▼
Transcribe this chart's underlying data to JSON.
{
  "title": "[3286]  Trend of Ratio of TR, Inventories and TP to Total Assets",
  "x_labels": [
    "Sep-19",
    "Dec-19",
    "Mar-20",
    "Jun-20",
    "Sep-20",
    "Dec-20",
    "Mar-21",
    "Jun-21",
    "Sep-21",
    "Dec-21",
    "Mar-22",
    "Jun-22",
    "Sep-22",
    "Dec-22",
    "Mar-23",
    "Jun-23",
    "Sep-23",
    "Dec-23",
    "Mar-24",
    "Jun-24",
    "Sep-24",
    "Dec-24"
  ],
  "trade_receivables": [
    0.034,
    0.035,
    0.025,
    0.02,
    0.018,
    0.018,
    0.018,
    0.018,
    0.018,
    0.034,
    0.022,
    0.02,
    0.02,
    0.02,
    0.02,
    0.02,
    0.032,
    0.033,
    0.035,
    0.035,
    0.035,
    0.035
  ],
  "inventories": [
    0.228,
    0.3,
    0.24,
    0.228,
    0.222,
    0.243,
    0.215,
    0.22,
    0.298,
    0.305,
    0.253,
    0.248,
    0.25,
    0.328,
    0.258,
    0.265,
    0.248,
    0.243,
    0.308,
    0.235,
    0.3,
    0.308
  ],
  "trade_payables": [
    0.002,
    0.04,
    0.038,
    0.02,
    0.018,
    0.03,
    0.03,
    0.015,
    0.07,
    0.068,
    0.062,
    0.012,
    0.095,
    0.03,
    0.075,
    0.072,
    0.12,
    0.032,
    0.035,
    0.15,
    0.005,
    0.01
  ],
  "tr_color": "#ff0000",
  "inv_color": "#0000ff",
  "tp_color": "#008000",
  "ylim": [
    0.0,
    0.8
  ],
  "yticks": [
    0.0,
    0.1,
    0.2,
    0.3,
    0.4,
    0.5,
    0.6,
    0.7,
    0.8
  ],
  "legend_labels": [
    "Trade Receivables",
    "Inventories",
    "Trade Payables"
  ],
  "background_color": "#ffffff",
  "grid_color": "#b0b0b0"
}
▲
# [Task brief]
What is needed here is an exact reproduction of all the entries.

# [Output of the task]
Transcribe this chart's underlying data to JSON.
{
  "title": "[3286]  Trend of Ratio of TR, Inventories and TP to Total Assets",
  "x_labels": [
    "Sep-19",
    "Dec-19",
    "Mar-20",
    "Jun-20",
    "Sep-20",
    "Dec-20",
    "Mar-21",
    "Jun-21",
    "Sep-21",
    "Dec-21",
    "Mar-22",
    "Jun-22",
    "Sep-22",
    "Dec-22",
    "Mar-23",
    "Jun-23",
    "Sep-23",
    "Dec-23",
    "Mar-24",
    "Jun-24",
    "Sep-24",
    "Dec-24"
  ],
  "trade_receivables": [
    0.034,
    0.035,
    0.025,
    0.02,
    0.018,
    0.018,
    0.018,
    0.018,
    0.018,
    0.034,
    0.022,
    0.02,
    0.02,
    0.02,
    0.02,
    0.02,
    0.032,
    0.033,
    0.035,
    0.035,
    0.035,
    0.035
  ],
  "inventories": [
    0.228,
    0.3,
    0.24,
    0.228,
    0.222,
    0.243,
    0.215,
    0.22,
    0.298,
    0.305,
    0.253,
    0.248,
    0.25,
    0.328,
    0.258,
    0.265,
    0.248,
    0.243,
    0.308,
    0.235,
    0.3,
    0.308
  ],
  "trade_payables": [
    0.002,
    0.04,
    0.038,
    0.02,
    0.018,
    0.03,
    0.03,
    0.015,
    0.07,
    0.068,
    0.062,
    0.012,
    0.095,
    0.03,
    0.075,
    0.072,
    0.12,
    0.032,
    0.035,
    0.15,
    0.005,
    0.01
  ],
  "tr_color": "#ff0000",
  "inv_color": "#0000ff",
  "tp_color": "#008000",
  "ylim": [
    0.0,
    0.8
  ],
  "yticks": [
    0.0,
    0.1,
    0.2,
    0.3,
    0.4,
    0.5,
    0.6,
    0.7,
    0.8
  ],
  "legend_labels": [
    "Trade Receivables",
    "Inventories",
    "Trade Payables"
  ],
  "background_color": "#ffffff",
  "grid_color": "#b0b0b0"
}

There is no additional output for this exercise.